▶ [Exercise directions]: Go through each line of the records below and count those with the word "Preceding"; give only the total.

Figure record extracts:
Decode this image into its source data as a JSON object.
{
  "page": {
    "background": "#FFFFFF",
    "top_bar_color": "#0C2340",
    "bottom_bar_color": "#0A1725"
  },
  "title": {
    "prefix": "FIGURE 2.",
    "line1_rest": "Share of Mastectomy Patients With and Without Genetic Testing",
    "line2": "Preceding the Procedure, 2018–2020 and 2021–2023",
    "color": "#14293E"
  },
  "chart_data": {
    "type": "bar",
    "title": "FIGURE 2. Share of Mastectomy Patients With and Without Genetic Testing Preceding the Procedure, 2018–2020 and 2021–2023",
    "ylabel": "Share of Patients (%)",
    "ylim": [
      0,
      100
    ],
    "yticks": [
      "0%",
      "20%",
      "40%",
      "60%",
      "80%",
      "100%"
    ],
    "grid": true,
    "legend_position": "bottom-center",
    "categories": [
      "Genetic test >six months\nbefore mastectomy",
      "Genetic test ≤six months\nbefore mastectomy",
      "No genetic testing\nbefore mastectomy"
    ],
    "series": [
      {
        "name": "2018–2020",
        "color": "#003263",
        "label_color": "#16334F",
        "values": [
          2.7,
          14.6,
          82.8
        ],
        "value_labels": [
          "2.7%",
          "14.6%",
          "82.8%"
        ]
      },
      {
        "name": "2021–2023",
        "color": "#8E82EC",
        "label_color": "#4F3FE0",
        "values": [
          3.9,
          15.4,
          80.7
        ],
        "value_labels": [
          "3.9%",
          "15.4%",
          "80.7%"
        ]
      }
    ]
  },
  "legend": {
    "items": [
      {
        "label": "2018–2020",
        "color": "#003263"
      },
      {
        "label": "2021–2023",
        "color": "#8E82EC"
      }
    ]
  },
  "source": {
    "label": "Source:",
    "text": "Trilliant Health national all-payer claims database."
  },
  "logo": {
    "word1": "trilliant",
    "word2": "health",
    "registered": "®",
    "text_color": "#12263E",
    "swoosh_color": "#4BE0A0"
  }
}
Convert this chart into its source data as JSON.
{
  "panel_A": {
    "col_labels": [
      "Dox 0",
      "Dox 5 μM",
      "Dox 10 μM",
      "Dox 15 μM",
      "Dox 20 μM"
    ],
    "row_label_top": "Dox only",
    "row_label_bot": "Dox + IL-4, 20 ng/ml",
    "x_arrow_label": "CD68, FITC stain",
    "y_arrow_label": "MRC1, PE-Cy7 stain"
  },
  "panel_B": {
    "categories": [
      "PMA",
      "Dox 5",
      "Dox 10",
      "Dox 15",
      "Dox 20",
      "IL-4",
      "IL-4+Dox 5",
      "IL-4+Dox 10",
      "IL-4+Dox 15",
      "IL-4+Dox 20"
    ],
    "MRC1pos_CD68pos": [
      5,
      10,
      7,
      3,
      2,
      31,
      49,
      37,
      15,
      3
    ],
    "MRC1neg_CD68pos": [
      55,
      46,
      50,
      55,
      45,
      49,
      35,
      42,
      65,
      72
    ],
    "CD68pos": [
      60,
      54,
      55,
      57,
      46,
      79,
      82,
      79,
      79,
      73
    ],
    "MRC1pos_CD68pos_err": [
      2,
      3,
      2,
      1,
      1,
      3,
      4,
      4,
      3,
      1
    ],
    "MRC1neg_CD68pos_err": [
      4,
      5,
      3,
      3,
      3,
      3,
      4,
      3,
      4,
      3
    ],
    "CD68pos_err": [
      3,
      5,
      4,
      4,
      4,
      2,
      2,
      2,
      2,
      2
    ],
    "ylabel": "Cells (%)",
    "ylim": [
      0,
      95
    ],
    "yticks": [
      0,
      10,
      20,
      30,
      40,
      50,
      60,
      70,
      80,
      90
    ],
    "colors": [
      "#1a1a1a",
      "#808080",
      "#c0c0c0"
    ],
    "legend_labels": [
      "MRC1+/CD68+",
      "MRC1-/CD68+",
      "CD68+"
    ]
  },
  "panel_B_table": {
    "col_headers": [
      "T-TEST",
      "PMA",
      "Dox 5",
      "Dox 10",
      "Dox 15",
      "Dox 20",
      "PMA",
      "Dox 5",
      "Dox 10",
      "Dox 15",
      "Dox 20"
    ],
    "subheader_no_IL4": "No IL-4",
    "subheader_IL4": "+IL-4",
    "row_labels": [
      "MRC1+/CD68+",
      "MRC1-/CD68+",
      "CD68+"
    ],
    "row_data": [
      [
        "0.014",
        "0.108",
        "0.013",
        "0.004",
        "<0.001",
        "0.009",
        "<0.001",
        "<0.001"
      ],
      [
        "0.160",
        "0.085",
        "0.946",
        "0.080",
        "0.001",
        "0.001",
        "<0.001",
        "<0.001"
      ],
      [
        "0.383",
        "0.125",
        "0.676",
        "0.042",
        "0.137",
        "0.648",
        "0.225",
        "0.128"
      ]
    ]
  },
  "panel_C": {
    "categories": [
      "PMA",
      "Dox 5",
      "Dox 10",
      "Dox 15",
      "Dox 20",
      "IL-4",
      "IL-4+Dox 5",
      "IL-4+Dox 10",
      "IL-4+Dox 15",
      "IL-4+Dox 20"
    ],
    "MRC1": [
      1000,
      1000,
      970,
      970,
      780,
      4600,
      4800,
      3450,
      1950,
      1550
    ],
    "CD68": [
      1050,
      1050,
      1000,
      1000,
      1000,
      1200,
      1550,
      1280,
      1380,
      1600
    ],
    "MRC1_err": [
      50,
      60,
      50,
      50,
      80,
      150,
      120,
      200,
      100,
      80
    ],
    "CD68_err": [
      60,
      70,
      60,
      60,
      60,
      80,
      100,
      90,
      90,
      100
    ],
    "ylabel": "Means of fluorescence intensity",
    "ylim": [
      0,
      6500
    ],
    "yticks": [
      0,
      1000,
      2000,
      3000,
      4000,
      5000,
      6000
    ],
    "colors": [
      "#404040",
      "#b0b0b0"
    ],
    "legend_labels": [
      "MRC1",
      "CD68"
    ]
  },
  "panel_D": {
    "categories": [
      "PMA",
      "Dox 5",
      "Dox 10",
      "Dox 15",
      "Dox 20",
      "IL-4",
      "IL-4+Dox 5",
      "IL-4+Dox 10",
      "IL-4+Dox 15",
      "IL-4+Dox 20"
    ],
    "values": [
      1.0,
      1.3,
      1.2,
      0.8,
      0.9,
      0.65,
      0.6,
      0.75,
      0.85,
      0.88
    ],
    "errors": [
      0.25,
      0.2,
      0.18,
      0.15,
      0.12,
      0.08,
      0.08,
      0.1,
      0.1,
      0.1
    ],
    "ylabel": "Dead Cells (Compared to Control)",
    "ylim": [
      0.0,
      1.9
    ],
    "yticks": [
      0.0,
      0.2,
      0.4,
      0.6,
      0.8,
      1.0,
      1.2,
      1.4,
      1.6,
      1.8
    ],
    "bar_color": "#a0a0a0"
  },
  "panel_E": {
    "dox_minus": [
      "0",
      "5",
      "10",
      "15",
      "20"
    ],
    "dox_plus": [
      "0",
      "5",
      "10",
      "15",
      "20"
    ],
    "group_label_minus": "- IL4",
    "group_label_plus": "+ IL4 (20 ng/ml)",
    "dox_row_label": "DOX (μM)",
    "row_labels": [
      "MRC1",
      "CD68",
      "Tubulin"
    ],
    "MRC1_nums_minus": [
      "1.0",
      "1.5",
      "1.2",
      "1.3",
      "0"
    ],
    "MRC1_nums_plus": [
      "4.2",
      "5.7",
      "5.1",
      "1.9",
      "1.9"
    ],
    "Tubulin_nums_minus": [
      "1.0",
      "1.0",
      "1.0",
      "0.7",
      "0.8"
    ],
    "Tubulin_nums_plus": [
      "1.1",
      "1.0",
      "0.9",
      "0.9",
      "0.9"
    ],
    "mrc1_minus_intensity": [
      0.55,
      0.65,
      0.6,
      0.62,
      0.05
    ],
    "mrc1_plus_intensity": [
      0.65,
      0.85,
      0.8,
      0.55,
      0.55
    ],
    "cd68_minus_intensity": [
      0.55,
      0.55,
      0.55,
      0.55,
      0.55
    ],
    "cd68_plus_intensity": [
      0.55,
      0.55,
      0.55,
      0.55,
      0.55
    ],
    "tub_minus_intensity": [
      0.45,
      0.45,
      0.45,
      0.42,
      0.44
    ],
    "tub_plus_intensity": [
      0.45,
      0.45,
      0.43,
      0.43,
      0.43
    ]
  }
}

▶ [Exercise solution]: 2